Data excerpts
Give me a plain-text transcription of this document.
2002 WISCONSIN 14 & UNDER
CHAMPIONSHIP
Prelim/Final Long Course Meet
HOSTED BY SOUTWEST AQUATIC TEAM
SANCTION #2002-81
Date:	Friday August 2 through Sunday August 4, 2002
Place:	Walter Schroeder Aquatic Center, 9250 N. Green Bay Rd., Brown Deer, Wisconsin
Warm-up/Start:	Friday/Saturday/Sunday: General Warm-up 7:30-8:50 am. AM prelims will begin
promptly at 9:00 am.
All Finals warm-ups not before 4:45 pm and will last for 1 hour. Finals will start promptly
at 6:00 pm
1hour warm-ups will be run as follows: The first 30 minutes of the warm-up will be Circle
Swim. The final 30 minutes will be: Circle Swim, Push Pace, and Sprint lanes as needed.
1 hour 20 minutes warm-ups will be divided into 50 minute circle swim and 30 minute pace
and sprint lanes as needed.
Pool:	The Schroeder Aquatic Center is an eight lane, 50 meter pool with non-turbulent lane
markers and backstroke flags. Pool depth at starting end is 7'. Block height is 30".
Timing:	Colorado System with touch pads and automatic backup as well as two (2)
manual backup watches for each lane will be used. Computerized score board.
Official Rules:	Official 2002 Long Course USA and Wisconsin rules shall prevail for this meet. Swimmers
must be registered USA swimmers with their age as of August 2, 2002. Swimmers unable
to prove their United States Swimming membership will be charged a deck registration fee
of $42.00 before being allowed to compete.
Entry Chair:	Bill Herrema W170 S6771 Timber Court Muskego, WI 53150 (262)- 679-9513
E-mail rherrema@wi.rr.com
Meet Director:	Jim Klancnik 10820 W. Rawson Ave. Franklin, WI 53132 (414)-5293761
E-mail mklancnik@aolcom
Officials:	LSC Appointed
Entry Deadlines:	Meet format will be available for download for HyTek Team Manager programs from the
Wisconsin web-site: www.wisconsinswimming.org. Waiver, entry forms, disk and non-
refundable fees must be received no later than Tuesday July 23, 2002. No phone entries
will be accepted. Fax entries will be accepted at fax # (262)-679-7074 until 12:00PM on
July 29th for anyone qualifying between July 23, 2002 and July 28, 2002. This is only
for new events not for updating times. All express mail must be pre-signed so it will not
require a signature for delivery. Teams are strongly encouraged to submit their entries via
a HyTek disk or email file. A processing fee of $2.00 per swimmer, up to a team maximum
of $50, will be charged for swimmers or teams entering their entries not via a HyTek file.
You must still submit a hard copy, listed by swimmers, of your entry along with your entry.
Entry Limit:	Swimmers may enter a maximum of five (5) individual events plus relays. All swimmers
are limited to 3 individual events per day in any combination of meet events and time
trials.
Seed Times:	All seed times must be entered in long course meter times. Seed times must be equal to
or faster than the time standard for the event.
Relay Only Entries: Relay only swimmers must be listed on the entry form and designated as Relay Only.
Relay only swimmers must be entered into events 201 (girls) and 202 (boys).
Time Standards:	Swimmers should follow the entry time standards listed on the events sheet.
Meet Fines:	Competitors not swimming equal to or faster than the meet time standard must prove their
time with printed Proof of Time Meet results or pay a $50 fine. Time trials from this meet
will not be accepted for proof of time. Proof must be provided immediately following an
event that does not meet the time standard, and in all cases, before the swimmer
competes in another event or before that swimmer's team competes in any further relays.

▶ _Job_
Copy out all the entries shown above, character for character.

▶ _Reply_
Give me a plain-text transcription of this document.
2002 WISCONSIN 14 & UNDER
CHAMPIONSHIP
Prelim/Final Long Course Meet
HOSTED BY SOUTWEST AQUATIC TEAM
SANCTION #2002-81
Date:	Friday August 2 through Sunday August 4, 2002
Place:	Walter Schroeder Aquatic Center, 9250 N. Green Bay Rd., Brown Deer, Wisconsin
Warm-up/Start:	Friday/Saturday/Sunday: General Warm-up 7:30-8:50 am. AM prelims will begin
promptly at 9:00 am.
All Finals warm-ups not before 4:45 pm and will last for 1 hour. Finals will start promptly
at 6:00 pm
1hour warm-ups will be run as follows: The first 30 minutes of the warm-up will be Circle
Swim. The final 30 minutes will be: Circle Swim, Push Pace, and Sprint lanes as needed.
1 hour 20 minutes warm-ups will be divided into 50 minute circle swim and 30 minute pace
and sprint lanes as needed.
Pool:	The Schroeder Aquatic Center is an eight lane, 50 meter pool with non-turbulent lane
markers and backstroke flags. Pool depth at starting end is 7'. Block height is 30".
Timing:	Colorado System with touch pads and automatic backup as well as two (2)
manual backup watches for each lane will be used. Computerized score board.
Official Rules:	Official 2002 Long Course USA and Wisconsin rules shall prevail for this meet. Swimmers
must be registered USA swimmers with their age as of August 2, 2002. Swimmers unable
to prove their United States Swimming membership will be charged a deck registration fee
of $42.00 before being allowed to compete.
Entry Chair:	Bill Herrema W170 S6771 Timber Court Muskego, WI 53150 (262)- 679-9513
E-mail rherrema@wi.rr.com
Meet Director:	Jim Klancnik 10820 W. Rawson Ave. Franklin, WI 53132 (414)-5293761
E-mail mklancnik@aolcom
Officials:	LSC Appointed
Entry Deadlines:	Meet format will be available for download for HyTek Team Manager programs from the
Wisconsin web-site: www.wisconsinswimming.org. Waiver, entry forms, disk and non-
refundable fees must be received no later than Tuesday July 23, 2002. No phone entries
will be accepted. Fax entries will be accepted at fax # (262)-679-7074 until 12:00PM on
July 29th for anyone qualifying between July 23, 2002 and July 28, 2002. This is only
for new events not for updating times. All express mail must be pre-signed so it will not
require a signature for delivery. Teams are strongly encouraged to submit their entries via
a HyTek disk or email file. A processing fee of $2.00 per swimmer, up to a team maximum
of $50, will be charged for swimmers or teams entering their entries not via a HyTek file.
You must still submit a hard copy, listed by swimmers, of your entry along with your entry.
Entry Limit:	Swimmers may enter a maximum of five (5) individual events plus relays. All swimmers
are limited to 3 individual events per day in any combination of meet events and time
trials.
Seed Times:	All seed times must be entered in long course meter times. Seed times must be equal to
or faster than the time standard for the event.
Relay Only Entries: Relay only swimmers must be listed on the entry form and designated as Relay Only.
Relay only swimmers must be entered into events 201 (girls) and 202 (boys).
Time Standards:	Swimmers should follow the entry time standards listed on the events sheet.
Meet Fines:	Competitors not swimming equal to or faster than the meet time standard must prove their
time with printed Proof of Time Meet results or pay a $50 fine. Time trials from this meet
will not be accepted for proof of time. Proof must be provided immediately following an
event that does not meet the time standard, and in all cases, before the swimmer
competes in another event or before that swimmer's team competes in any further relays.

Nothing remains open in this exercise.